* start EXERCISE DATA *
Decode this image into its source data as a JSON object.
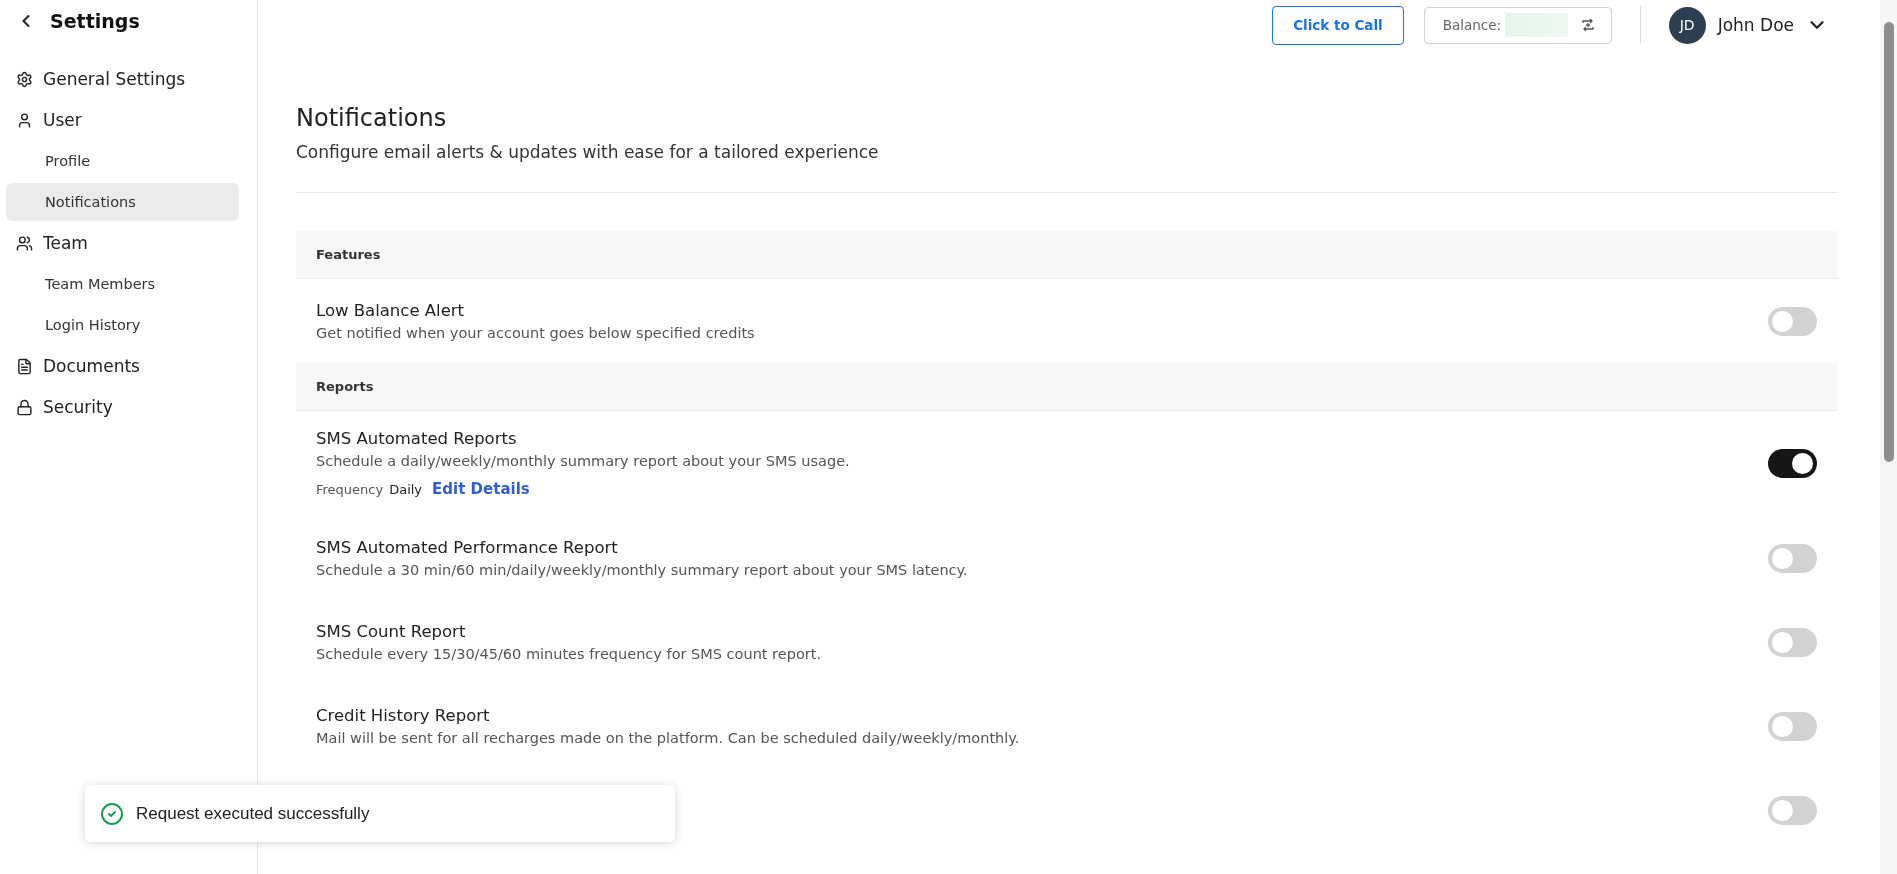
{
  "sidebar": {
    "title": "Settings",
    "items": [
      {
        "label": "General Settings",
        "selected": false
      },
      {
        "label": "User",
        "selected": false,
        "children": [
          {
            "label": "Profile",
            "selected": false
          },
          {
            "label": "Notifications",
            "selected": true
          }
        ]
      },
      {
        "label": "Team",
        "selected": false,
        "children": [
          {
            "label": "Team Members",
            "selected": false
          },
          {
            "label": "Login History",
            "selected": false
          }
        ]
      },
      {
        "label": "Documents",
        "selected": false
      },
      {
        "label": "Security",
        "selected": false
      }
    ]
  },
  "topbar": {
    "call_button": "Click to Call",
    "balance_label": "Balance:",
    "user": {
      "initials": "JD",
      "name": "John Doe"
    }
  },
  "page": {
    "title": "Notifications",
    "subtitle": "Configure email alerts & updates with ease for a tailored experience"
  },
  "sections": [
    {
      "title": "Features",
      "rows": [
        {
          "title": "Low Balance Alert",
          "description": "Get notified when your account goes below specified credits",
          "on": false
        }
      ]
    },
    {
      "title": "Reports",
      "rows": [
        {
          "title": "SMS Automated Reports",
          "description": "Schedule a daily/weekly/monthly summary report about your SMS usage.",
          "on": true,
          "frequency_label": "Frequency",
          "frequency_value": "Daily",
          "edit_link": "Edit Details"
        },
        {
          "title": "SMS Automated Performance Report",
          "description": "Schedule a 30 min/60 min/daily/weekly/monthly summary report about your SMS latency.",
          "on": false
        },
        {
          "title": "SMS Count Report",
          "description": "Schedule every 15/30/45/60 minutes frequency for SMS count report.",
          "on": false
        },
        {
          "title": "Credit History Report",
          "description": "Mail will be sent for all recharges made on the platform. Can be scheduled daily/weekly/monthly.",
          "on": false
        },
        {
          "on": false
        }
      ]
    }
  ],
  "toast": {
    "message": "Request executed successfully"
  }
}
* end EXERCISE DATA *
* start EXERCISE DATA *
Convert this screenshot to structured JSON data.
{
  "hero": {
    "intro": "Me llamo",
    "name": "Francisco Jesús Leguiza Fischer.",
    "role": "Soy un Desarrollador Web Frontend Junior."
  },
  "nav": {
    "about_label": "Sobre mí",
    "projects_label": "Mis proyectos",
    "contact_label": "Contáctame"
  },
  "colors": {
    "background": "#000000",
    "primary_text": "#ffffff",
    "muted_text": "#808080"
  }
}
* end EXERCISE DATA *
■ TASK INSTRUCTIONS ■
Look through the listing above. Pick out each line with "JSON" and copy it.

■ FINISHED TASK ■
Decode this image into its source data as a JSON object.
Convert this screenshot to structured JSON data.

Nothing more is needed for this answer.